__Aim__: Copy every entry exactly.

__Record extracts__:
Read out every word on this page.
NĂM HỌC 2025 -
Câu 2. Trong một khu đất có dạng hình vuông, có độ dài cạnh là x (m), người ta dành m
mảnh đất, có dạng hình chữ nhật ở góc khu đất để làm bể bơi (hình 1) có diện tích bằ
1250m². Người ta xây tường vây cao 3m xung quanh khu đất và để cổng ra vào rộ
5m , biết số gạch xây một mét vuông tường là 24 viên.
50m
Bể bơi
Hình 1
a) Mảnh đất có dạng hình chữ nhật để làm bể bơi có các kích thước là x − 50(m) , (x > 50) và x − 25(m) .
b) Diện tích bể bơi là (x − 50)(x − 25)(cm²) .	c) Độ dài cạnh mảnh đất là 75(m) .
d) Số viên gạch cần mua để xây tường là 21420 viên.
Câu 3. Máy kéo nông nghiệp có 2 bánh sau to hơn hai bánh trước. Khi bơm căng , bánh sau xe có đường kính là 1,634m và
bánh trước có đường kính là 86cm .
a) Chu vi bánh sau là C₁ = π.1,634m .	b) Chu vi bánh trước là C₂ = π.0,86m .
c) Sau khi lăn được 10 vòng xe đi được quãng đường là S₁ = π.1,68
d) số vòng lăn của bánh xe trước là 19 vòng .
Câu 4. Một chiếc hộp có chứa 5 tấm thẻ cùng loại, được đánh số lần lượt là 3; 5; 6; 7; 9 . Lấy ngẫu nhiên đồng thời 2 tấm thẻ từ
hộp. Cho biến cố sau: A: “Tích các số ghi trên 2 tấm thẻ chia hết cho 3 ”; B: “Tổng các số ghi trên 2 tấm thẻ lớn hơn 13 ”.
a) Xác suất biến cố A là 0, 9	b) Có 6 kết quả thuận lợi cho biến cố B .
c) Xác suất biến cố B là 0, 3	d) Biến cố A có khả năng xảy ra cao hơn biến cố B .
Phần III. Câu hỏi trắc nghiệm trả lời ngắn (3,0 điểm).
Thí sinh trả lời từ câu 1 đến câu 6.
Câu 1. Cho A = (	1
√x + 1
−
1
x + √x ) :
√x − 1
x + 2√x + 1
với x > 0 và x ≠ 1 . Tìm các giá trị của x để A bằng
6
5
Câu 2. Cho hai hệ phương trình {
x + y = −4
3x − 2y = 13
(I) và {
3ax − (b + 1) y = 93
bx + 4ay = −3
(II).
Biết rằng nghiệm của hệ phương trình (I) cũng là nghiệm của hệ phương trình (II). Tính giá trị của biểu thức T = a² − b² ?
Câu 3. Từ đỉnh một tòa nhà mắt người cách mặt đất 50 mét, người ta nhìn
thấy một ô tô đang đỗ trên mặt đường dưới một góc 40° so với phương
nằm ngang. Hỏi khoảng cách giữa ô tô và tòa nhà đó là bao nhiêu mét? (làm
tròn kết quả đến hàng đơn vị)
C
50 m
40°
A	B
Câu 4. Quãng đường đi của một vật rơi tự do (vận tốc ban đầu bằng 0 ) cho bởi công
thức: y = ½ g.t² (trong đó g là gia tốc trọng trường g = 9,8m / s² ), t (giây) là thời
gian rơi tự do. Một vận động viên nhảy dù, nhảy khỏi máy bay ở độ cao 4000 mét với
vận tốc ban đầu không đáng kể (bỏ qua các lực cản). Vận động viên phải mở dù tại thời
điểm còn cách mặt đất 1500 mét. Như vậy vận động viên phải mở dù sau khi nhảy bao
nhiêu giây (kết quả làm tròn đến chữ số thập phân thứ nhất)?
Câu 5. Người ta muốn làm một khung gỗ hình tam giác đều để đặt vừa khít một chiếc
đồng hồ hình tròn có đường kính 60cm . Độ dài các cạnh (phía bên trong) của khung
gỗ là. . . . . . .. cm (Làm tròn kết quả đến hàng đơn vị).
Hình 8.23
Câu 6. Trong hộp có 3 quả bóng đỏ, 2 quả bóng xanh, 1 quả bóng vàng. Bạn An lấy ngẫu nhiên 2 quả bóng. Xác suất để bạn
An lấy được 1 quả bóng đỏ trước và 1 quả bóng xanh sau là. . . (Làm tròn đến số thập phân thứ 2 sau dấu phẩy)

__Result for this exercise__:
Read out every word on this page.
NĂM HỌC 2025 -
Câu 2. Trong một khu đất có dạng hình vuông, có độ dài cạnh là x (m), người ta dành m
mảnh đất, có dạng hình chữ nhật ở góc khu đất để làm bể bơi (hình 1) có diện tích bằ
1250m². Người ta xây tường vây cao 3m xung quanh khu đất và để cổng ra vào rộ
5m , biết số gạch xây một mét vuông tường là 24 viên.
50m
Bể bơi
Hình 1
a) Mảnh đất có dạng hình chữ nhật để làm bể bơi có các kích thước là x − 50(m) , (x > 50) và x − 25(m) .
b) Diện tích bể bơi là (x − 50)(x − 25)(cm²) .	c) Độ dài cạnh mảnh đất là 75(m) .
d) Số viên gạch cần mua để xây tường là 21420 viên.
Câu 3. Máy kéo nông nghiệp có 2 bánh sau to hơn hai bánh trước. Khi bơm căng , bánh sau xe có đường kính là 1,634m và
bánh trước có đường kính là 86cm .
a) Chu vi bánh sau là C₁ = π.1,634m .	b) Chu vi bánh trước là C₂ = π.0,86m .
c) Sau khi lăn được 10 vòng xe đi được quãng đường là S₁ = π.1,68
d) số vòng lăn của bánh xe trước là 19 vòng .
Câu 4. Một chiếc hộp có chứa 5 tấm thẻ cùng loại, được đánh số lần lượt là 3; 5; 6; 7; 9 . Lấy ngẫu nhiên đồng thời 2 tấm thẻ từ
hộp. Cho biến cố sau: A: “Tích các số ghi trên 2 tấm thẻ chia hết cho 3 ”; B: “Tổng các số ghi trên 2 tấm thẻ lớn hơn 13 ”.
a) Xác suất biến cố A là 0, 9	b) Có 6 kết quả thuận lợi cho biến cố B .
c) Xác suất biến cố B là 0, 3	d) Biến cố A có khả năng xảy ra cao hơn biến cố B .
Phần III. Câu hỏi trắc nghiệm trả lời ngắn (3,0 điểm).
Thí sinh trả lời từ câu 1 đến câu 6.
Câu 1. Cho A = (	1
√x + 1
−
1
x + √x ) :
√x − 1
x + 2√x + 1
với x > 0 và x ≠ 1 . Tìm các giá trị của x để A bằng
6
5
Câu 2. Cho hai hệ phương trình {
x + y = −4
3x − 2y = 13
(I) và {
3ax − (b + 1) y = 93
bx + 4ay = −3
(II).
Biết rằng nghiệm của hệ phương trình (I) cũng là nghiệm của hệ phương trình (II). Tính giá trị của biểu thức T = a² − b² ?
Câu 3. Từ đỉnh một tòa nhà mắt người cách mặt đất 50 mét, người ta nhìn
thấy một ô tô đang đỗ trên mặt đường dưới một góc 40° so với phương
nằm ngang. Hỏi khoảng cách giữa ô tô và tòa nhà đó là bao nhiêu mét? (làm
tròn kết quả đến hàng đơn vị)
C
50 m
40°
A	B
Câu 4. Quãng đường đi của một vật rơi tự do (vận tốc ban đầu bằng 0 ) cho bởi công
thức: y = ½ g.t² (trong đó g là gia tốc trọng trường g = 9,8m / s² ), t (giây) là thời
gian rơi tự do. Một vận động viên nhảy dù, nhảy khỏi máy bay ở độ cao 4000 mét với
vận tốc ban đầu không đáng kể (bỏ qua các lực cản). Vận động viên phải mở dù tại thời
điểm còn cách mặt đất 1500 mét. Như vậy vận động viên phải mở dù sau khi nhảy bao
nhiêu giây (kết quả làm tròn đến chữ số thập phân thứ nhất)?
Câu 5. Người ta muốn làm một khung gỗ hình tam giác đều để đặt vừa khít một chiếc
đồng hồ hình tròn có đường kính 60cm . Độ dài các cạnh (phía bên trong) của khung
gỗ là. . . . . . .. cm (Làm tròn kết quả đến hàng đơn vị).
Hình 8.23
Câu 6. Trong hộp có 3 quả bóng đỏ, 2 quả bóng xanh, 1 quả bóng vàng. Bạn An lấy ngẫu nhiên 2 quả bóng. Xác suất để bạn
An lấy được 1 quả bóng đỏ trước và 1 quả bóng xanh sau là. . . (Làm tròn đến số thập phân thứ 2 sau dấu phẩy)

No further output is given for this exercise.